-- begin MATERIAL FOR THE TASK --

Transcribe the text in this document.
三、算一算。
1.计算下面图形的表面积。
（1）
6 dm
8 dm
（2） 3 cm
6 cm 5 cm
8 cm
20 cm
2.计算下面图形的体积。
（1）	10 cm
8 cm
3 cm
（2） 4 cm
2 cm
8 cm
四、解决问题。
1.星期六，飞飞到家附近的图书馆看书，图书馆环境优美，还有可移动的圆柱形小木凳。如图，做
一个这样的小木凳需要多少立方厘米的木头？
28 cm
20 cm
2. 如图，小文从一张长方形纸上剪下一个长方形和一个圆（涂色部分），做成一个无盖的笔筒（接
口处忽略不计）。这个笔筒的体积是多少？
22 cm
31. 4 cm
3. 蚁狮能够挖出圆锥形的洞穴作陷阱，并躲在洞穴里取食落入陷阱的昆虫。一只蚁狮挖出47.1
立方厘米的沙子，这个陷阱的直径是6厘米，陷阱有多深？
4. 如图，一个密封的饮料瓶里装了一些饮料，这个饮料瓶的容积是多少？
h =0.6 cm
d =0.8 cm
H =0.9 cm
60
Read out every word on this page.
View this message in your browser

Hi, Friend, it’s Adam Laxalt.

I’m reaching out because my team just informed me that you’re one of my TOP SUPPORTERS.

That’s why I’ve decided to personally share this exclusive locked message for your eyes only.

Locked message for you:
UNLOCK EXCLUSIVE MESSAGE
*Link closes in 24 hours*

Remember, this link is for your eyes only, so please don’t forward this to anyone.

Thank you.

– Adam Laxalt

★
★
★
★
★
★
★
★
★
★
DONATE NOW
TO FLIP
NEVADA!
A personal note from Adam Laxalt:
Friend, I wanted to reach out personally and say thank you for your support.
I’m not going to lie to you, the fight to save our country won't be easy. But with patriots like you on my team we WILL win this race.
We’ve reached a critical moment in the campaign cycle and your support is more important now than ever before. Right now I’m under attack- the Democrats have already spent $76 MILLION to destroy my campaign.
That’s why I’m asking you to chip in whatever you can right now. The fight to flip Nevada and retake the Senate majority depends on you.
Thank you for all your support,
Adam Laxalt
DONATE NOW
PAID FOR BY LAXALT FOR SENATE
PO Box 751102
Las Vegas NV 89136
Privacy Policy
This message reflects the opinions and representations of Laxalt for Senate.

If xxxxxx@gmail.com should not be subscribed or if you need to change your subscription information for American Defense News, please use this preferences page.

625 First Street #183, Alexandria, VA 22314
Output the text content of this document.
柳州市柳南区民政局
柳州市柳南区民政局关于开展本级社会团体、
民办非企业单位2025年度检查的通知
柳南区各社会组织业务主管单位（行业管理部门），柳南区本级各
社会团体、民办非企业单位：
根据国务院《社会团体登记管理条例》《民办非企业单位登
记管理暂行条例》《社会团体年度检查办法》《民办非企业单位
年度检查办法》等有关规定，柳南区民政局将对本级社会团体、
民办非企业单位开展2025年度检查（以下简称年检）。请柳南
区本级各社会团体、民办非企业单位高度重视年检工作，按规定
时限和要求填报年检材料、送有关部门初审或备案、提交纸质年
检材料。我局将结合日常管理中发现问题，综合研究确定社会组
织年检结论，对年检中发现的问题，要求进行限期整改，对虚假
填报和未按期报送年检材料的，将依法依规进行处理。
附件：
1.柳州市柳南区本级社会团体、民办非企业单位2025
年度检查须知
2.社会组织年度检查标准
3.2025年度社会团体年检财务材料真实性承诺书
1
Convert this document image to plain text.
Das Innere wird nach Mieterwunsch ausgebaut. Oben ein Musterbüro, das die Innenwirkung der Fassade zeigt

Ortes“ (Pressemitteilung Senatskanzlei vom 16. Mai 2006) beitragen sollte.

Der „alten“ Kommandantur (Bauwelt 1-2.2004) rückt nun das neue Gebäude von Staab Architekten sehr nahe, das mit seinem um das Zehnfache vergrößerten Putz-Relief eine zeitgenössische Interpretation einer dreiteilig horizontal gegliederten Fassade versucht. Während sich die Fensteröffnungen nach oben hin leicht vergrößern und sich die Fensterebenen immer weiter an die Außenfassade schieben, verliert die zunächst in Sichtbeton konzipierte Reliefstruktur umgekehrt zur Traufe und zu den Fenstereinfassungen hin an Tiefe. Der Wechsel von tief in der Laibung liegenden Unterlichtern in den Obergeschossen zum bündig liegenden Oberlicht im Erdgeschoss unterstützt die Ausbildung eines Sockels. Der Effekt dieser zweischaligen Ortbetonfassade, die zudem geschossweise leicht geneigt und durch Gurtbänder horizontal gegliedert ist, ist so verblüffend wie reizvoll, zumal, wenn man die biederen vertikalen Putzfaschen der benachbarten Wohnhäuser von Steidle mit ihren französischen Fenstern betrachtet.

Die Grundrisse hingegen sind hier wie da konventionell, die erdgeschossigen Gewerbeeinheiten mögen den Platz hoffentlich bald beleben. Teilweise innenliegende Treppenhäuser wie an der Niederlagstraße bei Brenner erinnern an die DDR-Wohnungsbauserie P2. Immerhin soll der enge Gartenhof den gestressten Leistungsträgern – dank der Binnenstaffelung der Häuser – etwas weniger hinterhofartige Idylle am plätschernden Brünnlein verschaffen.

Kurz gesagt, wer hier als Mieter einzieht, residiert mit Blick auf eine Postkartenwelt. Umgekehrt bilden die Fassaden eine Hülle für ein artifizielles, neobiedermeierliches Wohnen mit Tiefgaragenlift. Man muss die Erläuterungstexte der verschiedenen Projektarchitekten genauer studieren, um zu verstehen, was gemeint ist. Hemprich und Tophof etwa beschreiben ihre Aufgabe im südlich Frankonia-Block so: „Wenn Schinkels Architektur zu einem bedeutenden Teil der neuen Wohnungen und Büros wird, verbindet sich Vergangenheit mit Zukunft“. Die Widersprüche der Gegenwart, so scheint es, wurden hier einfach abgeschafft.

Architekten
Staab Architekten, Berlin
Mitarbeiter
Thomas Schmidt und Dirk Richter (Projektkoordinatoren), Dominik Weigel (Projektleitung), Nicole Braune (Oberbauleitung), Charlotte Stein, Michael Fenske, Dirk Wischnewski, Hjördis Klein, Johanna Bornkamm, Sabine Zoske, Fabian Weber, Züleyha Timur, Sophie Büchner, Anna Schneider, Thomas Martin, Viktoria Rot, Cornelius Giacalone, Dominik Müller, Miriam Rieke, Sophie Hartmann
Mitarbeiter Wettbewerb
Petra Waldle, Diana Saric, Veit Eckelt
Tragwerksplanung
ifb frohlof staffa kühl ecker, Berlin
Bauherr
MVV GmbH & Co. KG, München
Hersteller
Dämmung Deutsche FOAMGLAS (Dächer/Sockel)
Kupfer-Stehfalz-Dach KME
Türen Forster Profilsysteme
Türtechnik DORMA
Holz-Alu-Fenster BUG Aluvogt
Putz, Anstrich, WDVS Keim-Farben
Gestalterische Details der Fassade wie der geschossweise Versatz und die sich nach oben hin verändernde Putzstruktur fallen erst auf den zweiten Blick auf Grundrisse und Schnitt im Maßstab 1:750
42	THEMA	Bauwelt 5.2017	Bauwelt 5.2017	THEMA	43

-- end MATERIAL FOR THE TASK --

**GIVEN INSTRUCTION**: Identify every line above with the string "Bauwelt" in it. Copy those lines.

**FULL RESPONSE**:
Der „alten“ Kommandantur (Bauwelt 1-2.2004) rückt nun das neue Gebäude von Staab Architekten sehr nahe, das mit seinem um das Zehnfache vergrößerten Putz-Relief eine zeitgenössische Interpretation einer dreiteilig horizontal gegliederten Fassade versucht. Während sich die Fensteröffnungen nach oben hin leicht vergrößern und sich die Fensterebenen immer weiter an die Außenfassade schieben, verliert die zunächst in Sichtbeton konzipierte Reliefstruktur umgekehrt zur Traufe und zu den Fenstereinfassungen hin an Tiefe. Der Wechsel von tief in der Laibung liegenden Unterlichtern in den Obergeschossen zum bündig liegenden Oberlicht im Erdgeschoss unterstützt die Ausbildung eines Sockels. Der Effekt dieser zweischaligen Ortbetonfassade, die zudem geschossweise leicht geneigt und durch Gurtbänder horizontal gegliedert ist, ist so verblüffend wie reizvoll, zumal, wenn man die biederen vertikalen Putzfaschen der benachbarten Wohnhäuser von Steidle mit ihren französischen Fenstern betrachtet.
42	THEMA	Bauwelt 5.2017	Bauwelt 5.2017	THEMA	43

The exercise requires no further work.